— begin Excerpted records —
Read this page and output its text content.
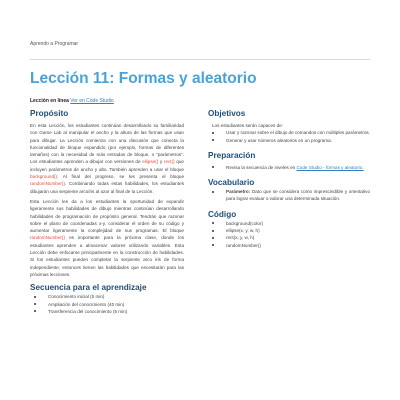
Aprendo a Programar
Lección 11: Formas y aleatorio
Lección en línea Ver en Code Studio
Propósito

En esta Lección, los estudiantes continúan desarrollando su familiaridad con Game Lab al manipular el ancho y la altura de las formas que usan para dibujar. La Lección comienza con una discusión que conecta la funcionalidad de bloque expandido (por ejemplo, formas de diferentes tamaños) con la necesidad de más entradas de bloque, o "parámetros". Los estudiantes aprenden a dibujar con versiones de ellipse() y rect() que incluyen parámetros de ancho y alto. También aprenden a usar el bloque background(). Al final del progreso, se les presenta el bloque randomNumber(). Combinando todas estas habilidades, los estudiantes dibujarán una serpiente arcoíris al azar al final de la Lección.

Esta Lección les da a los estudiantes la oportunidad de expandir ligeramente sus habilidades de dibujo mientras continúan desarrollando habilidades de programación de propósito general. Tendrán que razonar sobre el plano de coordenadas x-y, considerar el orden de su código y aumentar ligeramente la complejidad de sus programas. El bloque randomNumber() es importante para la próxima clase, donde los estudiantes aprenden a almacenar valores utilizando variables. Esta Lección debe enfocarse principalmente en la construcción de habilidades. Si los estudiantes pueden completar la serpiente arco iris de forma independiente, entonces tienen las habilidades que necesitarán para las próximas lecciones.

Secuencia para el aprendizaje
Conocimiento inicial (5 min)
Ampliación del conocimiento (40 min)
Transferencia del conocimiento (5 min)
Objetivos

Los estudiantes serán capaces de:

Usar y razonar sobre el dibujo de comandos con múltiples parámetros.
Generar y usar números aleatorios en un programa.
Preparación
Revisa la secuencia de niveles en Code Studio - formas y aleatorio.
Vocabulario
Parámetro: Dato que se considera como imprescindible y orientativo para lograr evaluar o valorar una determinada situación.
Código
background(color)
ellipse(x, y, w, h)
rect(x, y, w, h)
randomNumber()
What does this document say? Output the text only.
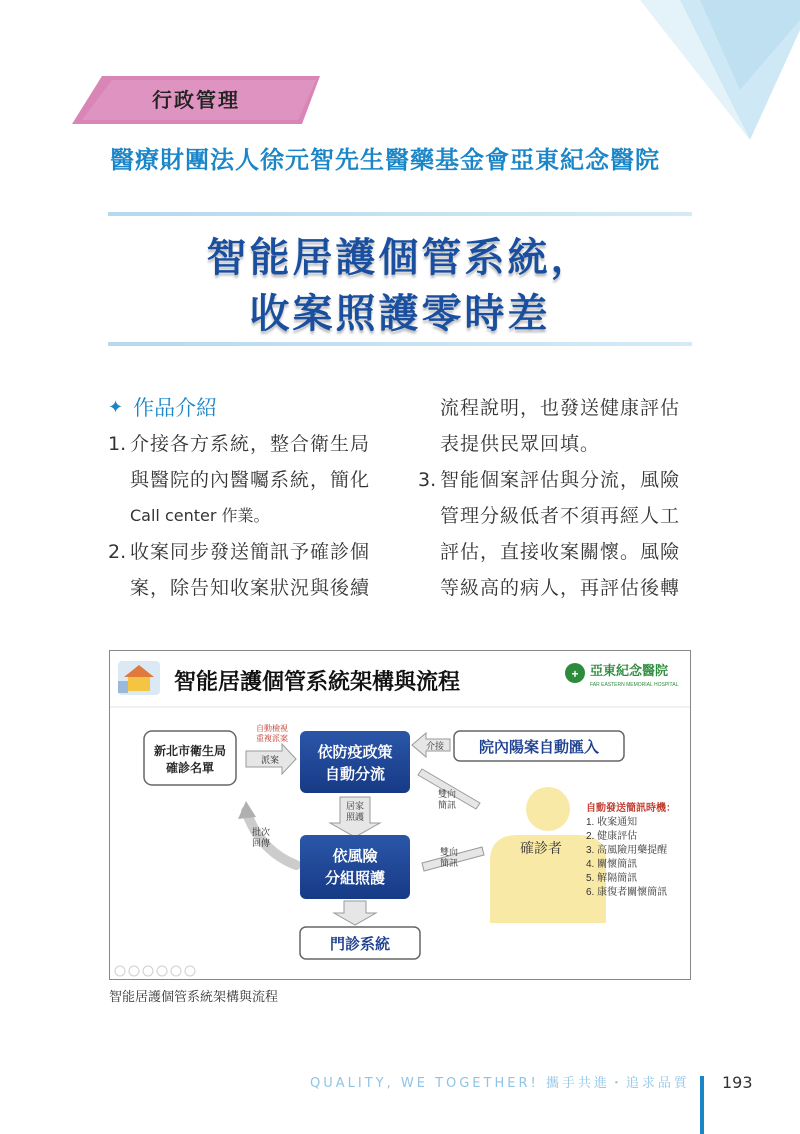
行政管理
醫療財團法人徐元智先生醫藥基金會亞東紀念醫院
智能居護個管系統，
收案照護零時差
✦ 作品介紹
1. 介接各方系統，整合衛生局
與醫院的內醫囑系統，簡化
Call center 作業。
2. 收案同步發送簡訊予確診個
案，除告知收案狀況與後續
流程說明，也發送健康評估
表提供民眾回填。
3. 智能個案評估與分流，風險
管理分級低者不須再經人工
評估，直接收案關懷。風險
等級高的病人，再評估後轉
智能居護個管系統架構與流程	+ 亞東紀念醫院
FAR EASTERN MEMORIAL HOSPITAL
確診者
新北市衛生局
確診名單
自動檢視
重複派案
派案	依防疫政策
自動分流
介接 院內陽案自動匯入
居家
照護
批次
回傳
依風險
分組照護
雙向
簡訊
雙向
簡訊
門診系統
自動發送簡訊時機：
1. 收案通知
2. 健康評估
3. 高風險用藥提醒
4. 關懷簡訊
5. 解隔簡訊
6. 康復者關懷簡訊
智能居護個管系統架構與流程
QUALITY, WE TOGETHER! 攜手共進・追求品質 193
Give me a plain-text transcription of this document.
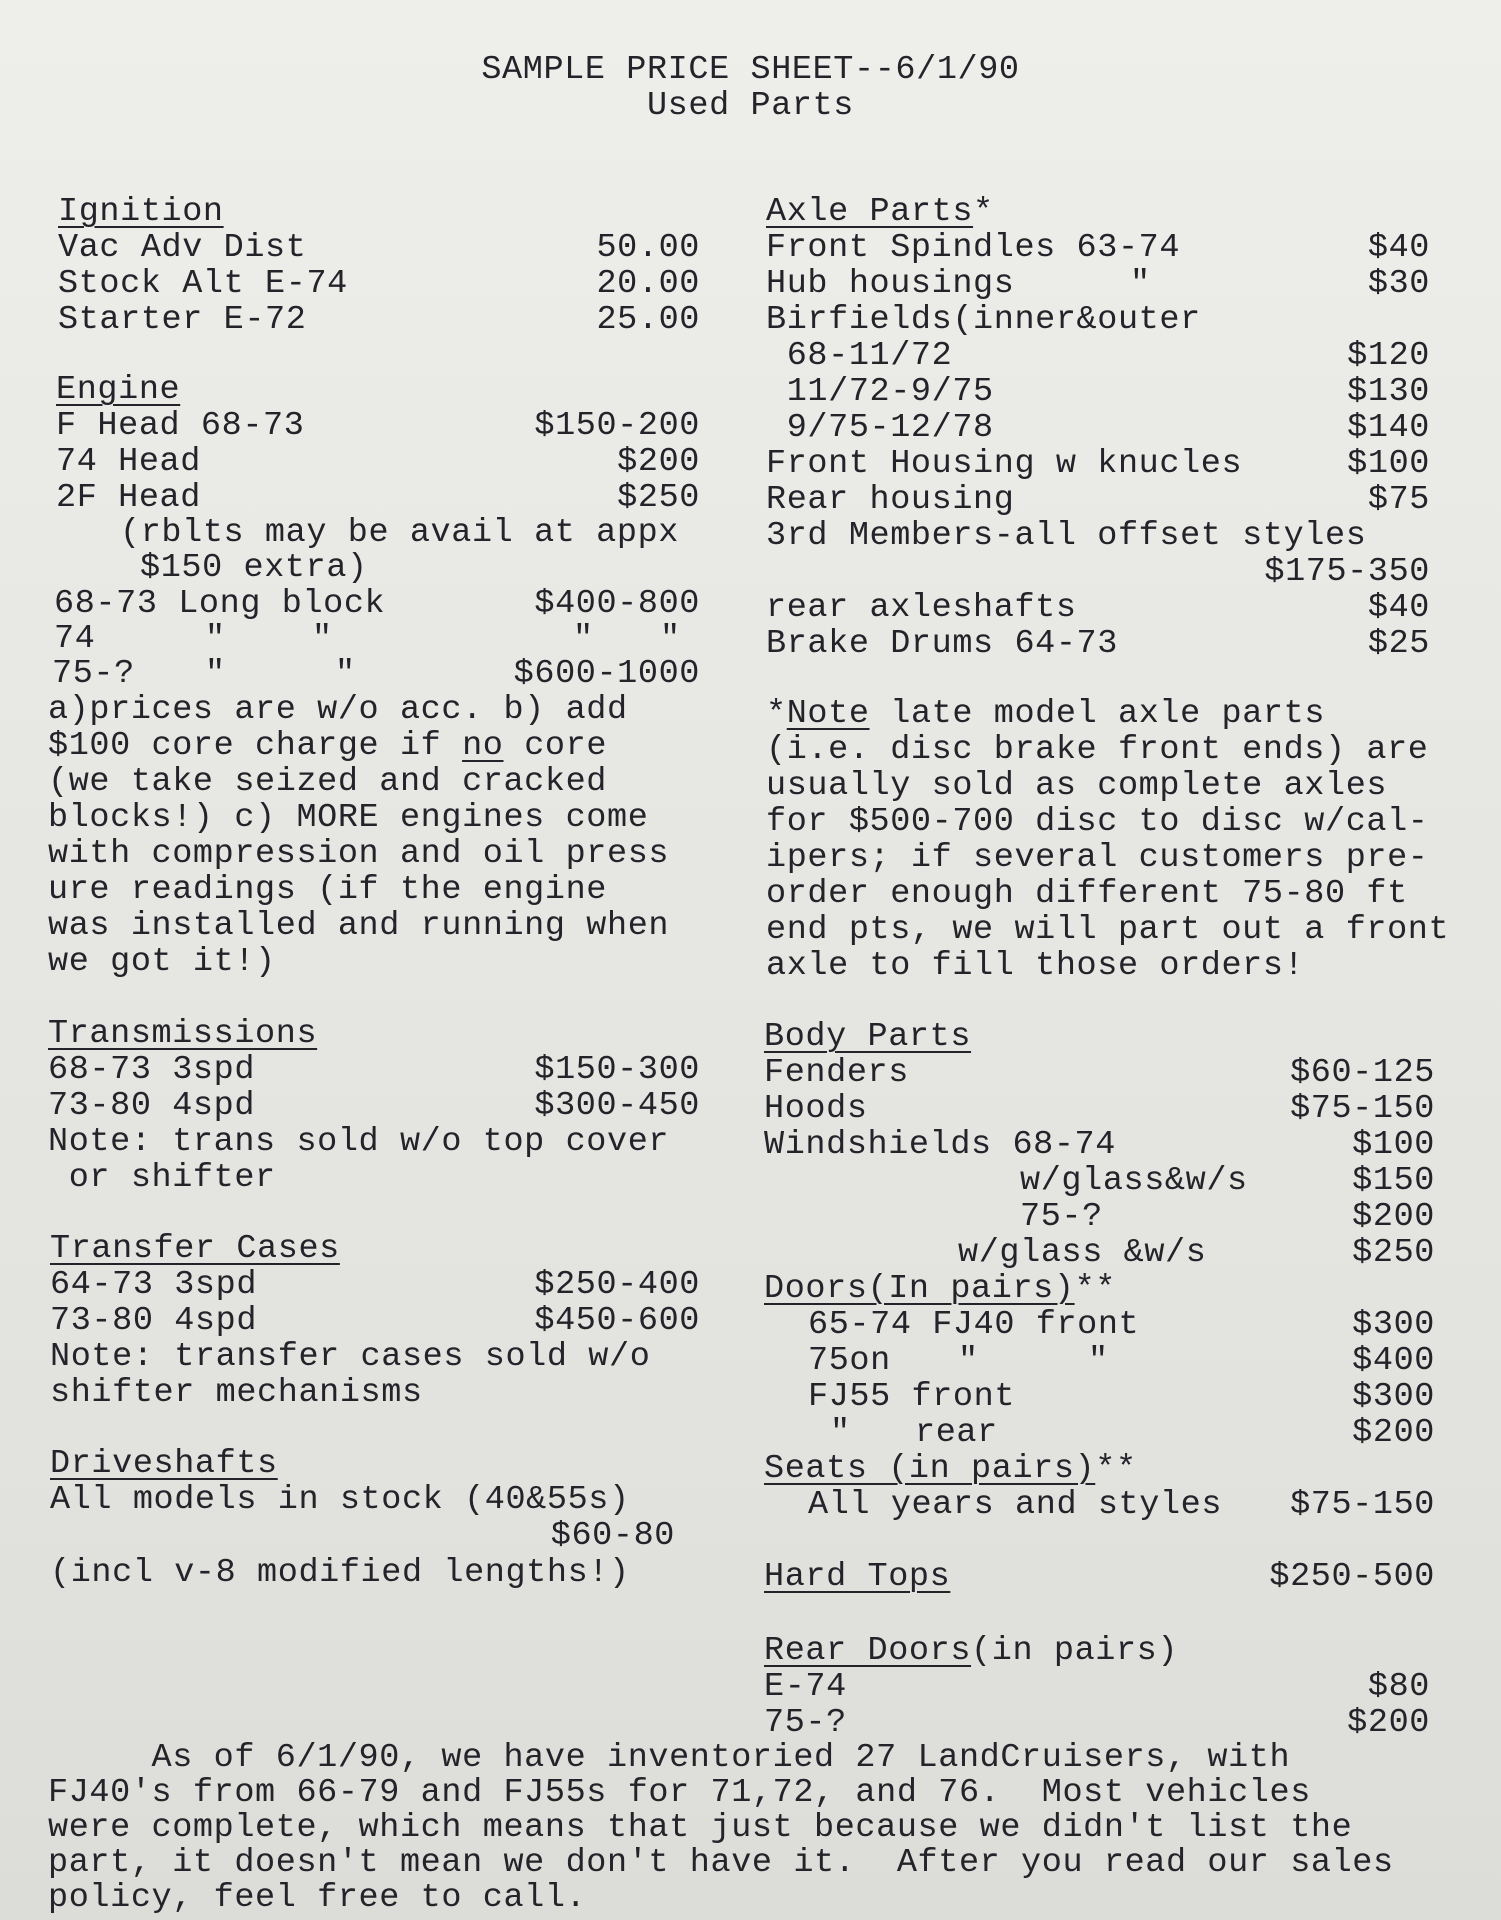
SAMPLE PRICE SHEET--6/1/90
Used Parts
Ignition
Vac Adv Dist	50.00
Stock Alt E-74	20.00
Starter E-72	25.00
Engine
F Head 68-73	$150-200
74 Head	$200
2F Head	$250
(rblts may be avail at appx
$150 extra)
68-73 Long block	$400-800
74	"	"	" "
75-? "	"	$600-1000
a)prices are w/o acc. b) add
$100 core charge if no core
(we take seized and cracked
blocks!) c) MORE engines come
with compression and oil press
ure readings (if the engine
was installed and running when
we got it!)
Transmissions
68-73 3spd	$150-300
73-80 4spd	$300-450
Note: trans sold w/o top cover
or shifter
Transfer Cases
64-73 3spd	$250-400
73-80 4spd	$450-600
Note: transfer cases sold w/o
shifter mechanisms
Driveshafts
All models in stock (40&55s)
$60-80
(incl v-8 modified lengths!)
Axle Parts*
Front Spindles 63-74	$40
Hub housings	"	$30
Birfields(inner&outer
68-11/72	$120
11/72-9/75	$130
9/75-12/78	$140
Front Housing w knucles	$100
Rear housing	$75
3rd Members-all offset styles
$175-350
rear axleshafts	$40
Brake Drums 64-73	$25
*Note late model axle parts
(i.e. disc brake front ends) are
usually sold as complete axles
for $500-700 disc to disc w/cal-
ipers; if several customers pre-
order enough different 75-80 ft
end pts, we will part out a front
axle to fill those orders!
Body Parts
Fenders	$60-125
Hoods	$75-150
Windshields 68-74	$100
w/glass&w/s	$150
75-?	$200
w/glass &w/s	$250
Doors(In pairs)**
65-74 FJ40 front	$300
75on "	"	$400
FJ55 front	$300
" rear	$200
Seats (in pairs)**
All years and styles	$75-150
Hard Tops	$250-500
Rear Doors(in pairs)
E-74	$80
75-?	$200
As of 6/1/90, we have inventoried 27 LandCruisers, with
FJ40's from 66-79 and FJ55s for 71,72, and 76.  Most vehicles
were complete, which means that just because we didn't list the
part, it doesn't mean we don't have it.  After you read our sales
policy, feel free to call.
— end Excerpted records —
* _The exercise_: Select the lines from the entries that include the word "dibujo".

* _Answer below_:
Esta Lección les da a los estudiantes la oportunidad de expandir ligeramente sus habilidades de dibujo mientras continúan desarrollando habilidades de programación de propósito general. Tendrán que razonar sobre el plano de coordenadas x-y, considerar el orden de su código y aumentar ligeramente la complejidad de sus programas. El bloque randomNumber() es importante para la próxima clase, donde los estudiantes aprenden a almacenar valores utilizando variables. Esta Lección debe enfocarse principalmente en la construcción de habilidades. Si los estudiantes pueden completar la serpiente arco iris de forma independiente, entonces tienen las habilidades que necesitarán para las próximas lecciones.
Usar y razonar sobre el dibujo de comandos con múltiples parámetros.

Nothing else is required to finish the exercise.